PROBLEM TO SOLVE ▸
Collect all the lines that mention the word "Date".

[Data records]
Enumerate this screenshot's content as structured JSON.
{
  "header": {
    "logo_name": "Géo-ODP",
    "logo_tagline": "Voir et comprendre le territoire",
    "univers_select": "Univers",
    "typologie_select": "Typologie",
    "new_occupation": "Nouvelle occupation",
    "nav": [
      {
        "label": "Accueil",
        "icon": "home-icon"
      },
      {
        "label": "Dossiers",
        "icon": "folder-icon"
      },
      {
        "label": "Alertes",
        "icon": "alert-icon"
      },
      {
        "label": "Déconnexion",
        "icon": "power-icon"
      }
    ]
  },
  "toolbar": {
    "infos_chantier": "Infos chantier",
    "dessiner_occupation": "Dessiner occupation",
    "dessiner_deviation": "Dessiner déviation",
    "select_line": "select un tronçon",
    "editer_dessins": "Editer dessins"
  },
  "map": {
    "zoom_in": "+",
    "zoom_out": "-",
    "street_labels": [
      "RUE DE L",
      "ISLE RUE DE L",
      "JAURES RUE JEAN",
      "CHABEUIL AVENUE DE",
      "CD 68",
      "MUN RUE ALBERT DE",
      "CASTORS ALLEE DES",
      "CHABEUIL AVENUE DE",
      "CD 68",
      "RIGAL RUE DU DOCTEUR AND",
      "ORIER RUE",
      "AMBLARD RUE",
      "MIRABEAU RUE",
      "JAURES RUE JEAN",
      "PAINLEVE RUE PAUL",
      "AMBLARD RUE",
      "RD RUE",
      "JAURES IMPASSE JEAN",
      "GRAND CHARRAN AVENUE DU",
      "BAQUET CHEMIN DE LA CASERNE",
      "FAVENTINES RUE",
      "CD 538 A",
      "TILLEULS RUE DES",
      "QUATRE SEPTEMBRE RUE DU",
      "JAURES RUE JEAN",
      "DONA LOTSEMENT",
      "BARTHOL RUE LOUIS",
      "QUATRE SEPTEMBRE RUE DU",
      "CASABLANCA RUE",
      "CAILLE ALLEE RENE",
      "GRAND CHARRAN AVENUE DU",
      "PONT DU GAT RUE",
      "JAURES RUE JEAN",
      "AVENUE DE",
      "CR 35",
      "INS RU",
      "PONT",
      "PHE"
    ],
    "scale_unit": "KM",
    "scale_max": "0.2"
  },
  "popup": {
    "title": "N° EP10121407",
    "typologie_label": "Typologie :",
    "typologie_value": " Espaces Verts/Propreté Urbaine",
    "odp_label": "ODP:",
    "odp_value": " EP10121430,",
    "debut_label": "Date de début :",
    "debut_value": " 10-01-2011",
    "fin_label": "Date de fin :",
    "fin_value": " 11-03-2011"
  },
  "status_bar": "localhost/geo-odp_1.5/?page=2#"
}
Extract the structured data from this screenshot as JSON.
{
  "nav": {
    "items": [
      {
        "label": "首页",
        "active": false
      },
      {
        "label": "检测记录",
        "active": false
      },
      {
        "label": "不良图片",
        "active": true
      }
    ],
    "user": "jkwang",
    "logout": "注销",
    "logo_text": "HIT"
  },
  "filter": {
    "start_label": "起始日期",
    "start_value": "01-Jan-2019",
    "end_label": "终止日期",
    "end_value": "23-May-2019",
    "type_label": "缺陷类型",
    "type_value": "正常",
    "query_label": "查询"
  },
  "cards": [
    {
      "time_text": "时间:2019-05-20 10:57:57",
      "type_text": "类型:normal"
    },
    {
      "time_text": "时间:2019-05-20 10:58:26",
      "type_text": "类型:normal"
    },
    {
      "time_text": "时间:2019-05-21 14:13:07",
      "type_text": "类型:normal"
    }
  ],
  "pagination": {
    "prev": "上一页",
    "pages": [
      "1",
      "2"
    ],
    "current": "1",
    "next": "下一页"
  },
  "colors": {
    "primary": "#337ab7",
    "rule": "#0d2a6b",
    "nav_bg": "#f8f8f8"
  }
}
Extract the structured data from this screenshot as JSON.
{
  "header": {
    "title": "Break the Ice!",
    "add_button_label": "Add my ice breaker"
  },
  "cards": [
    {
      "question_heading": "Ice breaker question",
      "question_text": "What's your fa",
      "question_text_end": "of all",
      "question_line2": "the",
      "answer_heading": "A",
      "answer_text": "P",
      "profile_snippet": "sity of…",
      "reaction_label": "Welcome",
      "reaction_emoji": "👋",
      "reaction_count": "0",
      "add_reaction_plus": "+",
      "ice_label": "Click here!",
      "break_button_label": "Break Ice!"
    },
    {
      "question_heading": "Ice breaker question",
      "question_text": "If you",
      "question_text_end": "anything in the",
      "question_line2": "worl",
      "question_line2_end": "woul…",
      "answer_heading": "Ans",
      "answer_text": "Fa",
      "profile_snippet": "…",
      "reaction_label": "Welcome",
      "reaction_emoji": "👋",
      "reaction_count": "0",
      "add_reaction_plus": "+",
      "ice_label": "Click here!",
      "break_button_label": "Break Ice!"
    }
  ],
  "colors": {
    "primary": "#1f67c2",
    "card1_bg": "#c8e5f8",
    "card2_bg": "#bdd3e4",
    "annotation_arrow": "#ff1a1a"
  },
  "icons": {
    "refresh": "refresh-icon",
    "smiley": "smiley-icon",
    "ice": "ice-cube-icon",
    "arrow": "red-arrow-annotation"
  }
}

COMPLETE ANSWER ▸
    "debut_label": "Date de début :",
    "fin_label": "Date de fin :",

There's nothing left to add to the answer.